╭──

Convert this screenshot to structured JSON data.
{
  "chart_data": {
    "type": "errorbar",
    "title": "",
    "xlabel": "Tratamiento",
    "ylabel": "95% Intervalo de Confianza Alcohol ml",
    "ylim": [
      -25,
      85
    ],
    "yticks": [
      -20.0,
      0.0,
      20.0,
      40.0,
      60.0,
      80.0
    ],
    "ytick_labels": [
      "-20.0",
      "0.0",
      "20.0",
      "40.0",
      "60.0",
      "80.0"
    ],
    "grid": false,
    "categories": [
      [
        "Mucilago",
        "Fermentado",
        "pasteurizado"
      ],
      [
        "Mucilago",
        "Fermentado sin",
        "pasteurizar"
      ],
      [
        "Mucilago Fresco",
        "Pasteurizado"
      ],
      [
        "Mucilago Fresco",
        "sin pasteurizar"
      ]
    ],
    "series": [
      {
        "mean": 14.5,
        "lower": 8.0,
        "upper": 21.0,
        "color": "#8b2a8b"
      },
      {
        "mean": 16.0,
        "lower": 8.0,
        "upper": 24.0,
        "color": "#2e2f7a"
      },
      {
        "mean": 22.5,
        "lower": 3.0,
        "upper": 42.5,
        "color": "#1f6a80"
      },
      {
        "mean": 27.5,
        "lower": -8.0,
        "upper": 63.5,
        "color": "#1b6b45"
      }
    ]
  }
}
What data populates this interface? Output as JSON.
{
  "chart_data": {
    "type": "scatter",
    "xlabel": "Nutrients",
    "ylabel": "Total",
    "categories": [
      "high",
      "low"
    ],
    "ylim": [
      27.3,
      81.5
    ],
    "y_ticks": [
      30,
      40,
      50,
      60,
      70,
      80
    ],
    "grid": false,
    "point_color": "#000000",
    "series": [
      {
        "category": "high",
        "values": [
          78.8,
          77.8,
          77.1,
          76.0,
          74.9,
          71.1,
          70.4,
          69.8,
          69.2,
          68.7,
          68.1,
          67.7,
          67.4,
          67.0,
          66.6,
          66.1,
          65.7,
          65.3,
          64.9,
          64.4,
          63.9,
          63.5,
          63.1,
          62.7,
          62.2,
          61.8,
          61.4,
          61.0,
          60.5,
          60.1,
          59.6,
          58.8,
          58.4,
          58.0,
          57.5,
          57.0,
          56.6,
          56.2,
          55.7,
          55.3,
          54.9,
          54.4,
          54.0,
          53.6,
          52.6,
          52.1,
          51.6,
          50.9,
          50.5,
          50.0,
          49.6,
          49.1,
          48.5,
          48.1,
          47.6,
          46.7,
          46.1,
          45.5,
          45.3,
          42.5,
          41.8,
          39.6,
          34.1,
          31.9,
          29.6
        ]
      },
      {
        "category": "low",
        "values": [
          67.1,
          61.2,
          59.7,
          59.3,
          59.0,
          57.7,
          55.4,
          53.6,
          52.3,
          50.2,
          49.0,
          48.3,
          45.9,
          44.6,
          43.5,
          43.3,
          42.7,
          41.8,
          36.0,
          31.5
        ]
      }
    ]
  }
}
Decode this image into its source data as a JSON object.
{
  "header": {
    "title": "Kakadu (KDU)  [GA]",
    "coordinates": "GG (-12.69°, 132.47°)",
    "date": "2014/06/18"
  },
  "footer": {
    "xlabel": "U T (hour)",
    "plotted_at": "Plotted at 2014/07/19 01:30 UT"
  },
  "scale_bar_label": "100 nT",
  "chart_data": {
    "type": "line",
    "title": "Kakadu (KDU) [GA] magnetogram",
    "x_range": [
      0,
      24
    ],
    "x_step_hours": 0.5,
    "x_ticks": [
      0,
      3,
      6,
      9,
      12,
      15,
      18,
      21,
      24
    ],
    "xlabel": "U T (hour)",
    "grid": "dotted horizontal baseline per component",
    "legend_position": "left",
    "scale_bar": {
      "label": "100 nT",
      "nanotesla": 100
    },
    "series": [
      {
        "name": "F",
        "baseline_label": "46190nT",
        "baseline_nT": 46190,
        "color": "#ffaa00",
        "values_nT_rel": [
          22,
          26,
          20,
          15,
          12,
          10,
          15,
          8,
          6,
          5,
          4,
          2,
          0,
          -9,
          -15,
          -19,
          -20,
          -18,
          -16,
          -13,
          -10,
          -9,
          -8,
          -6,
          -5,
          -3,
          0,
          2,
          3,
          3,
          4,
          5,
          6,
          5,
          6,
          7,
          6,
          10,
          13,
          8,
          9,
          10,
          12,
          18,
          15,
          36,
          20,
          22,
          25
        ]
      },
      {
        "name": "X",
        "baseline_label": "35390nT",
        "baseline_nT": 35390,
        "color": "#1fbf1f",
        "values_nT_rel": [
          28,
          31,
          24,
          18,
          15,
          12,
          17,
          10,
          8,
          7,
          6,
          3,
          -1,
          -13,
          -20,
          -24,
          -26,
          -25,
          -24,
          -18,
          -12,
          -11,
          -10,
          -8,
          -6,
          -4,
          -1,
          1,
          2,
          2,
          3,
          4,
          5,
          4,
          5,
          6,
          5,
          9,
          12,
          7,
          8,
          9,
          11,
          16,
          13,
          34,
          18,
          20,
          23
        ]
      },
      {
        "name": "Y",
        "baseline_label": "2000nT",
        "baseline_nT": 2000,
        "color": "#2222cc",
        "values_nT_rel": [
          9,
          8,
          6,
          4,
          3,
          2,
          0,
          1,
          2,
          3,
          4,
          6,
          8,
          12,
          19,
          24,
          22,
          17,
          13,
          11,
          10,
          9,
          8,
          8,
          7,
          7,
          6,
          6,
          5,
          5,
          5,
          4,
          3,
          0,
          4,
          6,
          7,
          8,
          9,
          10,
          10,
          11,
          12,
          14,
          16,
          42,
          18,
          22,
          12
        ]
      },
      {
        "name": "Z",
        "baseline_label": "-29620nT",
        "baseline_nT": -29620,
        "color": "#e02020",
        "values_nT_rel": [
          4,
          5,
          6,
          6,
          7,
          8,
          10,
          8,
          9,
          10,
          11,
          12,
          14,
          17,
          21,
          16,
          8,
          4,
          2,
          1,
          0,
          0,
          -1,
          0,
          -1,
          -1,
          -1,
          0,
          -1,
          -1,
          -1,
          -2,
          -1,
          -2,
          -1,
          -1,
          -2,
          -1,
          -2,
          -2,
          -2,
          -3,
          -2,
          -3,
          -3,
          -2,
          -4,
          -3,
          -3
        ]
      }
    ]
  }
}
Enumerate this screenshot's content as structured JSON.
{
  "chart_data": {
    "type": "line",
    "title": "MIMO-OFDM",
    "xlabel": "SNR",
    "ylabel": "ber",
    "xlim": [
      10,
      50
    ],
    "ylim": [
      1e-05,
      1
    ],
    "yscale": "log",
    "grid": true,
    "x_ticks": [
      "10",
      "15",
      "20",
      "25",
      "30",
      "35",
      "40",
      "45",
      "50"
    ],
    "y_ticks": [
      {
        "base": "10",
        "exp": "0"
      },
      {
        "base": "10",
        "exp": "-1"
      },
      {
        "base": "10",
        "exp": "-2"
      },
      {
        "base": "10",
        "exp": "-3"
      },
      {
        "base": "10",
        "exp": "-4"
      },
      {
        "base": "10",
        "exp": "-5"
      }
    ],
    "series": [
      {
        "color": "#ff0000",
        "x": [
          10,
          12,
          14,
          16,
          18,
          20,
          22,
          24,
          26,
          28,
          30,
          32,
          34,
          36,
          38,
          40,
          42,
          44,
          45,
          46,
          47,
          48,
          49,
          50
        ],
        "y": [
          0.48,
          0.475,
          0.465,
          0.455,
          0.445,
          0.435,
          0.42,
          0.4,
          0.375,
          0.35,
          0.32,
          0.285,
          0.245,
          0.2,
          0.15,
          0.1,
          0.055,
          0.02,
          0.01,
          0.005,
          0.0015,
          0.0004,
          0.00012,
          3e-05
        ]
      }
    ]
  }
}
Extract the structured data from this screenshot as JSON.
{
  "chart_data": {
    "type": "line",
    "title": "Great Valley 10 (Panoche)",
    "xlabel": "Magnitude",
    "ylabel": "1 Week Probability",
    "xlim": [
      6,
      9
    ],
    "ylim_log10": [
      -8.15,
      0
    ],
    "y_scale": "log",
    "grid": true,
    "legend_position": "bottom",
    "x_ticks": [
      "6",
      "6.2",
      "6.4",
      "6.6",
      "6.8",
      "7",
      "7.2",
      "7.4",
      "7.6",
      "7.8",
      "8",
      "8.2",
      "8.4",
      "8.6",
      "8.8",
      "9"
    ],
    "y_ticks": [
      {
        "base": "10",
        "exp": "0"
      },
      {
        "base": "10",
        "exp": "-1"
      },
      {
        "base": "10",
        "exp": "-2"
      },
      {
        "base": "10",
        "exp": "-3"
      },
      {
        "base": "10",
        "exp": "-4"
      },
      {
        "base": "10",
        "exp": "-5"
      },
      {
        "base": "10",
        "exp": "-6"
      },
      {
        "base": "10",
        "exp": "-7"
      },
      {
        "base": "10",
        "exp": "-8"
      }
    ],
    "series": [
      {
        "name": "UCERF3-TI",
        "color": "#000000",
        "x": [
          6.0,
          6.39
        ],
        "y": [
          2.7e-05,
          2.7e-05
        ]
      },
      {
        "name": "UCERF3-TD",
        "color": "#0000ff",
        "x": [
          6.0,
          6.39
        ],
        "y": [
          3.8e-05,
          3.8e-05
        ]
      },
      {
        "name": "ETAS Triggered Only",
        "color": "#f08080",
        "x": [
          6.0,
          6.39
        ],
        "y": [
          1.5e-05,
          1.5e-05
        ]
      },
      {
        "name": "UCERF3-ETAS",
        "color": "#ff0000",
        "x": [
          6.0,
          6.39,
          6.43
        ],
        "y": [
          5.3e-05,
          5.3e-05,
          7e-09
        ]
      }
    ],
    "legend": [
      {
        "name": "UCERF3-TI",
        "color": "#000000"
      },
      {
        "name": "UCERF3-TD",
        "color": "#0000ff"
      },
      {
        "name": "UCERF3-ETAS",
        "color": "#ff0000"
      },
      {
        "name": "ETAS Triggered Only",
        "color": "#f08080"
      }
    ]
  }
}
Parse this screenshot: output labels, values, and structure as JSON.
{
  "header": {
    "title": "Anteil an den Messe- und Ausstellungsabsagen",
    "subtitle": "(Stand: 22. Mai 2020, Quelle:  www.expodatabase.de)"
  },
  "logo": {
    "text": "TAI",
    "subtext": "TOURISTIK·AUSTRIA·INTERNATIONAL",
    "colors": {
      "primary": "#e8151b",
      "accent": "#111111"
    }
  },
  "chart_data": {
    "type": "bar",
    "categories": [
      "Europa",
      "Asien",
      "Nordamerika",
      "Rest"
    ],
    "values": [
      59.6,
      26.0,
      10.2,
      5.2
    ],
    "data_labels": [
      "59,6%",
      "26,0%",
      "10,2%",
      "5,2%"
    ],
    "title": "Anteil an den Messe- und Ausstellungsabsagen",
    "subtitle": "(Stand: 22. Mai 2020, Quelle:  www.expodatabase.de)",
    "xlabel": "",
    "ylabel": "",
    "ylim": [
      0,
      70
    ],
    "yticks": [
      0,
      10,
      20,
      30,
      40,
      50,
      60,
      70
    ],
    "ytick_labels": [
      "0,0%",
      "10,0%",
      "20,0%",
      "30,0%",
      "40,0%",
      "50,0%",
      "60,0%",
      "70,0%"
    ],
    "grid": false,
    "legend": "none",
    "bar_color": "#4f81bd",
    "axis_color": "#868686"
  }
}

╰──

== Stated goal ==
Transcribe, word for word, every line from the one containing "Parse this screenshot: output" through the final line of the entries, and nothing else.

== Reply ==
Parse this screenshot: output labels, values, and structure as JSON.
{
  "header": {
    "title": "Anteil an den Messe- und Ausstellungsabsagen",
    "subtitle": "(Stand: 22. Mai 2020, Quelle:  www.expodatabase.de)"
  },
  "logo": {
    "text": "TAI",
    "subtext": "TOURISTIK·AUSTRIA·INTERNATIONAL",
    "colors": {
      "primary": "#e8151b",
      "accent": "#111111"
    }
  },
  "chart_data": {
    "type": "bar",
    "categories": [
      "Europa",
      "Asien",
      "Nordamerika",
      "Rest"
    ],
    "values": [
      59.6,
      26.0,
      10.2,
      5.2
    ],
    "data_labels": [
      "59,6%",
      "26,0%",
      "10,2%",
      "5,2%"
    ],
    "title": "Anteil an den Messe- und Ausstellungsabsagen",
    "subtitle": "(Stand: 22. Mai 2020, Quelle:  www.expodatabase.de)",
    "xlabel": "",
    "ylabel": "",
    "ylim": [
      0,
      70
    ],
    "yticks": [
      0,
      10,
      20,
      30,
      40,
      50,
      60,
      70
    ],
    "ytick_labels": [
      "0,0%",
      "10,0%",
      "20,0%",
      "30,0%",
      "40,0%",
      "50,0%",
      "60,0%",
      "70,0%"
    ],
    "grid": false,
    "legend": "none",
    "bar_color": "#4f81bd",
    "axis_color": "#868686"
  }
}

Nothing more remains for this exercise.